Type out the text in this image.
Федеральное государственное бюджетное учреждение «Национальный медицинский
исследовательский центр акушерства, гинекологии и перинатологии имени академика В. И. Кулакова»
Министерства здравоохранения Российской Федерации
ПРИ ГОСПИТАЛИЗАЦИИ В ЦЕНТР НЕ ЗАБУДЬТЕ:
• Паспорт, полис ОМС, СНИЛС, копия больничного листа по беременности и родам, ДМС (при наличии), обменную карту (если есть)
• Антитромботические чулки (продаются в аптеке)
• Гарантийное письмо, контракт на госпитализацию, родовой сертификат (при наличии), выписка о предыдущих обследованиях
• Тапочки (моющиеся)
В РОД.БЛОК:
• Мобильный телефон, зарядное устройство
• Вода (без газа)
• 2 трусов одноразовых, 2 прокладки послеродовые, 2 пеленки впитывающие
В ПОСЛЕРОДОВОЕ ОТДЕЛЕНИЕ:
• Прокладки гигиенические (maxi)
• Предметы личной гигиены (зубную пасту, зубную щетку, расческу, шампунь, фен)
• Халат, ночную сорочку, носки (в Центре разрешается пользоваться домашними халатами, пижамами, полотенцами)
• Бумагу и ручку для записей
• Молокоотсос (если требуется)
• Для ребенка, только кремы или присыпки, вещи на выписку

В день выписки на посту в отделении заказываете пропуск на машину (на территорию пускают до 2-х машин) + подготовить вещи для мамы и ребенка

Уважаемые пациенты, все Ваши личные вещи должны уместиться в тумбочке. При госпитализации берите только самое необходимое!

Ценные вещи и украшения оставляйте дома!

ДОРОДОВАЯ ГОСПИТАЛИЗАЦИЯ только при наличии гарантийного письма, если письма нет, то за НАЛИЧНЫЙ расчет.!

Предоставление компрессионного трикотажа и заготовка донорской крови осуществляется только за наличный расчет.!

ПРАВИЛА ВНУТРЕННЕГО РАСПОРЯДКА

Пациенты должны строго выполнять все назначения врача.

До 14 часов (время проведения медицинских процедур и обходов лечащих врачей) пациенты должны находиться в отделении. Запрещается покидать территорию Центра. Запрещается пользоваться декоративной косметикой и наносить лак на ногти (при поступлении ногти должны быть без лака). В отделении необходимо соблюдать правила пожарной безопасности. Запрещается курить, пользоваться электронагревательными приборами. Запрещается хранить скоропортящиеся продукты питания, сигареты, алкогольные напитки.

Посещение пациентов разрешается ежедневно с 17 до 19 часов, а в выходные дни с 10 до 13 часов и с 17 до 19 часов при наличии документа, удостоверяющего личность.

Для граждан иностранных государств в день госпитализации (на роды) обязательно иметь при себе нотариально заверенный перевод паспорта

::::::::::

**What needs to be done:** Extract all lines of the records above that include "ребенка".

**Problem solution:**
• Для ребенка, только кремы или присыпки, вещи на выписку
В день выписки на посту в отделении заказываете пропуск на машину (на территорию пускают до 2-х машин) + подготовить вещи для мамы и ребенка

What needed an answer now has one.